*To be done*:
Give every entry again, unchanged, and leave its images out.
- - - - -
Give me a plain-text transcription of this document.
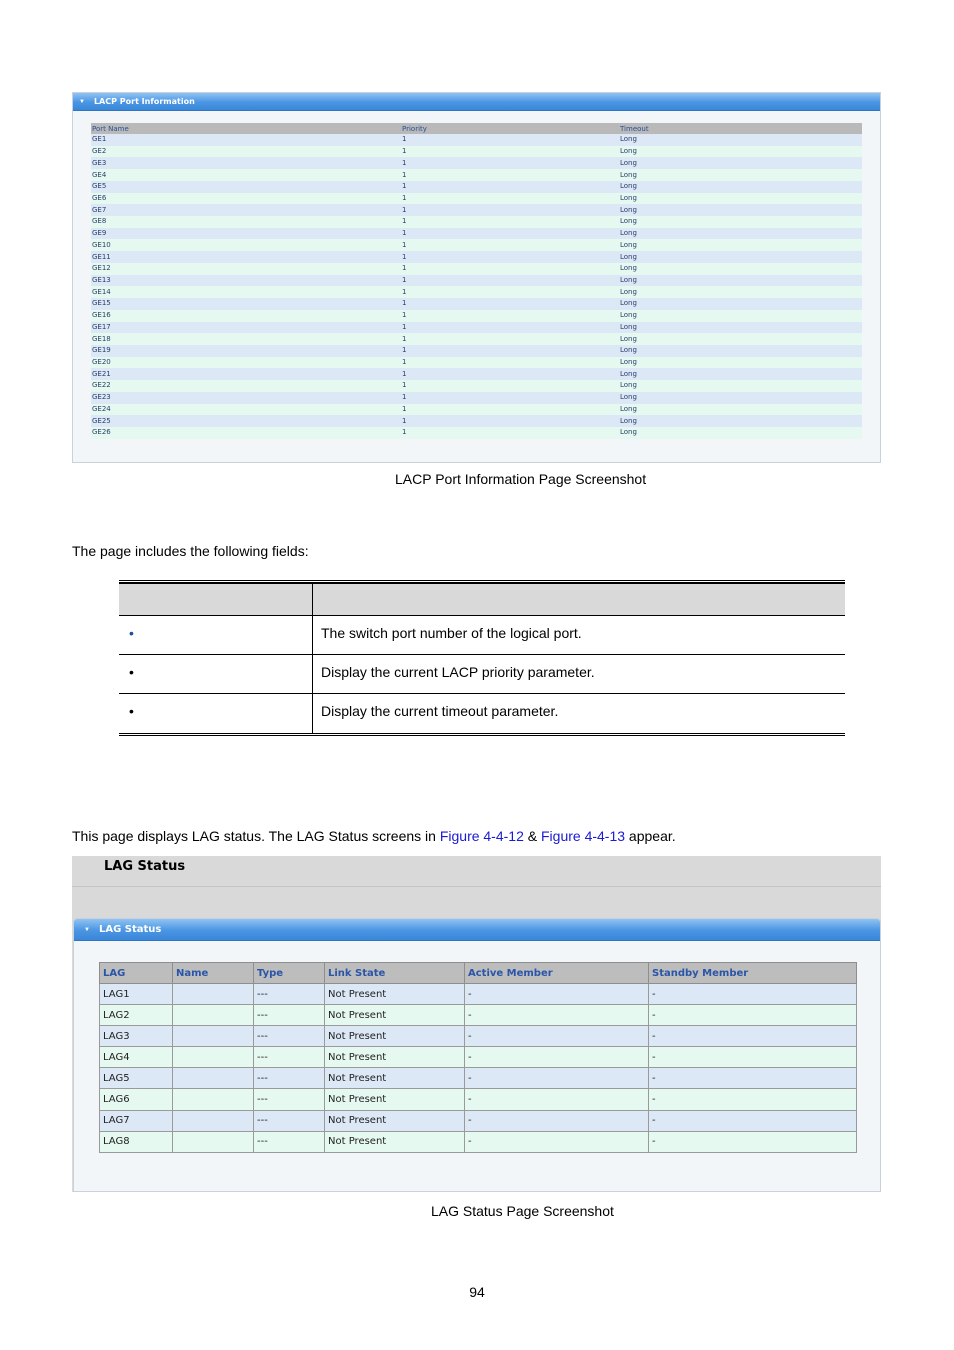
▼ LACP Port Information
Port Name	Priority	Timeout
GE1	1	Long
GE2	1	Long
GE3	1	Long
GE4	1	Long
GE5	1	Long
GE6	1	Long
GE7	1	Long
GE8	1	Long
GE9	1	Long
GE10	1	Long
GE11	1	Long
GE12	1	Long
GE13	1	Long
GE14	1	Long
GE15	1	Long
GE16	1	Long
GE17	1	Long
GE18	1	Long
GE19	1	Long
GE20	1	Long
GE21	1	Long
GE22	1	Long
GE23	1	Long
GE24	1	Long
GE25	1	Long
GE26	1	Long
LACP Port Information Page Screenshot
The page includes the following fields:
•	The switch port number of the logical port.
•	Display the current LACP priority parameter.
•	Display the current timeout parameter.
This page displays LAG status. The LAG Status screens in Figure 4-4-12 & Figure 4-4-13 appear.
LAG Status
▼ LAG Status
LAG	Name	Type	Link State	Active Member	Standby Member
LAG1		---	Not Present	-	-
LAG2		---	Not Present	-	-
LAG3		---	Not Present	-	-
LAG4		---	Not Present	-	-
LAG5		---	Not Present	-	-
LAG6		---	Not Present	-	-
LAG7		---	Not Present	-	-
LAG8		---	Not Present	-	-
LAG Status Page Screenshot
94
- - - - -
*Reply to the task*:
Give me a plain-text transcription of this document.
▼ LACP Port Information
Port Name	Priority	Timeout
GE1	1	Long
GE2	1	Long
GE3	1	Long
GE4	1	Long
GE5	1	Long
GE6	1	Long
GE7	1	Long
GE8	1	Long
GE9	1	Long
GE10	1	Long
GE11	1	Long
GE12	1	Long
GE13	1	Long
GE14	1	Long
GE15	1	Long
GE16	1	Long
GE17	1	Long
GE18	1	Long
GE19	1	Long
GE20	1	Long
GE21	1	Long
GE22	1	Long
GE23	1	Long
GE24	1	Long
GE25	1	Long
GE26	1	Long
LACP Port Information Page Screenshot
The page includes the following fields:
•	The switch port number of the logical port.
•	Display the current LACP priority parameter.
•	Display the current timeout parameter.
This page displays LAG status. The LAG Status screens in Figure 4-4-12 & Figure 4-4-13 appear.
LAG Status
▼ LAG Status
LAG	Name	Type	Link State	Active Member	Standby Member
LAG1		---	Not Present	-	-
LAG2		---	Not Present	-	-
LAG3		---	Not Present	-	-
LAG4		---	Not Present	-	-
LAG5		---	Not Present	-	-
LAG6		---	Not Present	-	-
LAG7		---	Not Present	-	-
LAG8		---	Not Present	-	-
LAG Status Page Screenshot
94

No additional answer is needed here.